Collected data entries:
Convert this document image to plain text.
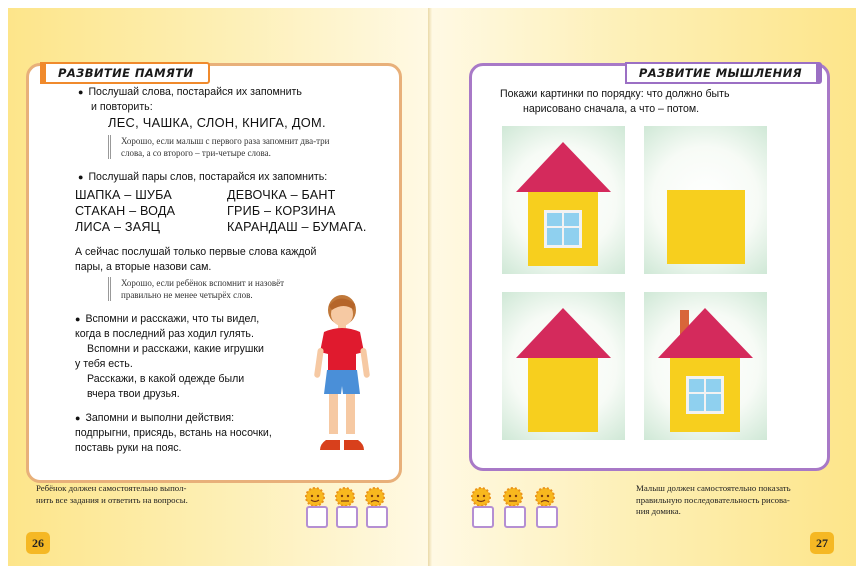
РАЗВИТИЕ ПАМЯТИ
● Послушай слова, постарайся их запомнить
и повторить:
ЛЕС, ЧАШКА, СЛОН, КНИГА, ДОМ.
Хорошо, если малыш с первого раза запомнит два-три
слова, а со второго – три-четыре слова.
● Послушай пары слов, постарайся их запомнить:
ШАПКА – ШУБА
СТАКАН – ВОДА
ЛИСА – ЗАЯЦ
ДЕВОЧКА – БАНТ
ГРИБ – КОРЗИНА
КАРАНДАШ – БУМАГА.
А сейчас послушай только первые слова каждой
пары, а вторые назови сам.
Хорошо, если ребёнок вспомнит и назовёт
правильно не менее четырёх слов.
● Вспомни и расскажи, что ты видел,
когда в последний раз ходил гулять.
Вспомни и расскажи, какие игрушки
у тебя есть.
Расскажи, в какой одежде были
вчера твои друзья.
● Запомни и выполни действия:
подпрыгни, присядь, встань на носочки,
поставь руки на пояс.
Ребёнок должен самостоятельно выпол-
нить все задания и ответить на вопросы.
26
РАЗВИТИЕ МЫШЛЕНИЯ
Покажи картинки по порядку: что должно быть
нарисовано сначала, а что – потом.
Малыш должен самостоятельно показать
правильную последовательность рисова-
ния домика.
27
...
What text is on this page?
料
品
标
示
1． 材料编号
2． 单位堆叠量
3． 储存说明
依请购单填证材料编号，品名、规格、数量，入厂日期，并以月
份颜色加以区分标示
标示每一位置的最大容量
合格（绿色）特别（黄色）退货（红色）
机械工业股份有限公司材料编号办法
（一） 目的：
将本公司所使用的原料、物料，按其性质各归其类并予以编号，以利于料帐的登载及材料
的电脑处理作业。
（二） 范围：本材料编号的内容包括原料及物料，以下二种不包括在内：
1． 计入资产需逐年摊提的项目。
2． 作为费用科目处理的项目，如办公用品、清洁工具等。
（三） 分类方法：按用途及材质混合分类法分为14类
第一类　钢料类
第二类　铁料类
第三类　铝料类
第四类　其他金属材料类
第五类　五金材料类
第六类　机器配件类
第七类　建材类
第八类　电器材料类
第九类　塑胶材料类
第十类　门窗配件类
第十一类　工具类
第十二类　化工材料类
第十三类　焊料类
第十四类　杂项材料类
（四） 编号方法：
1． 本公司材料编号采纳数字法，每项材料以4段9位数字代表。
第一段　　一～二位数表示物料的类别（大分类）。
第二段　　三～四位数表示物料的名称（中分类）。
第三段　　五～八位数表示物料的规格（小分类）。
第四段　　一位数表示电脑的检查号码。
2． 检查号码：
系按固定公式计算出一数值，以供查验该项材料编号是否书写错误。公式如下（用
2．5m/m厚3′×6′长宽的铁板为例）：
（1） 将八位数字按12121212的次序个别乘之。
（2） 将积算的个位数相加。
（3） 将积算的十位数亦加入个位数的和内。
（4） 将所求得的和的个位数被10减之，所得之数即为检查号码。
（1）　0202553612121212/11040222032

*YOUR TASK*
Work out the number of lines above that include the string "this" and write only that number.

*SOLUTION*
2